▶ **What to produce**
Return all lines where the word "icon" can be found.

▶ **Data items**
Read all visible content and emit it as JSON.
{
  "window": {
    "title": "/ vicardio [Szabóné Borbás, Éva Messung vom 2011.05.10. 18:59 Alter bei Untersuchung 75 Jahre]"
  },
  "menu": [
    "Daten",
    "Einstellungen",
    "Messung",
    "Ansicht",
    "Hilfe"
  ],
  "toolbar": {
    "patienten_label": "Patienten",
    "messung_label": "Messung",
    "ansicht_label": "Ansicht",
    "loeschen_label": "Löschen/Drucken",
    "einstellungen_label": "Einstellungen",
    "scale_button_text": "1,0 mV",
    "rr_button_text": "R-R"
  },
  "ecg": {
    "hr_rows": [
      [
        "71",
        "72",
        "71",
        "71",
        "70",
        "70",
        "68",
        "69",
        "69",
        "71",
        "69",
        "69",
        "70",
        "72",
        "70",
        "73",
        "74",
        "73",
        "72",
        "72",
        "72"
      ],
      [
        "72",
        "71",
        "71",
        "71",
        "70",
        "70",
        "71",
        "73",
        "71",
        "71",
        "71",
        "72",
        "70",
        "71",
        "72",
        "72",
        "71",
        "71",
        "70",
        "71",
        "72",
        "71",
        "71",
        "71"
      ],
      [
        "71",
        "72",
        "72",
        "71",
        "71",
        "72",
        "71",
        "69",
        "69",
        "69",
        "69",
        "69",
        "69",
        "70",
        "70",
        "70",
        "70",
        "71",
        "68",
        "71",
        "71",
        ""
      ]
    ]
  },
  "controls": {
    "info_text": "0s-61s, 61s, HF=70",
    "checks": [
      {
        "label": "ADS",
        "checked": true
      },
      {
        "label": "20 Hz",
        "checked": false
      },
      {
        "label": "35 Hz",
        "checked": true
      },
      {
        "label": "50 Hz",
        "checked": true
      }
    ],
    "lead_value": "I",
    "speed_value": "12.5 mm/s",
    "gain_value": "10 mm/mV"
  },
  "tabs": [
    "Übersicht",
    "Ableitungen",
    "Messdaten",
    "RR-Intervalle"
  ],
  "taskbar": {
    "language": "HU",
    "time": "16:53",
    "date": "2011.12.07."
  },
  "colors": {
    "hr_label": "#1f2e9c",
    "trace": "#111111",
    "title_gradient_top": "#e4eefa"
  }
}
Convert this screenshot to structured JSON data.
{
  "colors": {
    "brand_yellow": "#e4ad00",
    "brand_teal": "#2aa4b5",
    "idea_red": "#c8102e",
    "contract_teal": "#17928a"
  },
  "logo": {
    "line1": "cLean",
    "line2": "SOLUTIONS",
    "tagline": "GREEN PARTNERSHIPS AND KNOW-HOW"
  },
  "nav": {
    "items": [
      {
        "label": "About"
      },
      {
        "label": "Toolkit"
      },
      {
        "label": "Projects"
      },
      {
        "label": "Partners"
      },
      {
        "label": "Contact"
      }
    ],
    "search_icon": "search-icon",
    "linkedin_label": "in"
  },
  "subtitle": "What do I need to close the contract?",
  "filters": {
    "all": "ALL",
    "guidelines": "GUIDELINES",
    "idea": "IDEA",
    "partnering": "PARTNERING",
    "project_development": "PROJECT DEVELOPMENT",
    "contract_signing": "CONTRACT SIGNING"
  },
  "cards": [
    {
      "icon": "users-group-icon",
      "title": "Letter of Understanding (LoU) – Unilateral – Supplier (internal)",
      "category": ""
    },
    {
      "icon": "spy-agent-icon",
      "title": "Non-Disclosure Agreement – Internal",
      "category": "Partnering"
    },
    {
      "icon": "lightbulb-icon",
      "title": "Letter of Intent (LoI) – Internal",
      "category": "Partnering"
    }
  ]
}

▶ **Response to this exercise**
    "search_icon": "search-icon",
      "icon": "users-group-icon",
      "icon": "spy-agent-icon",
      "icon": "lightbulb-icon",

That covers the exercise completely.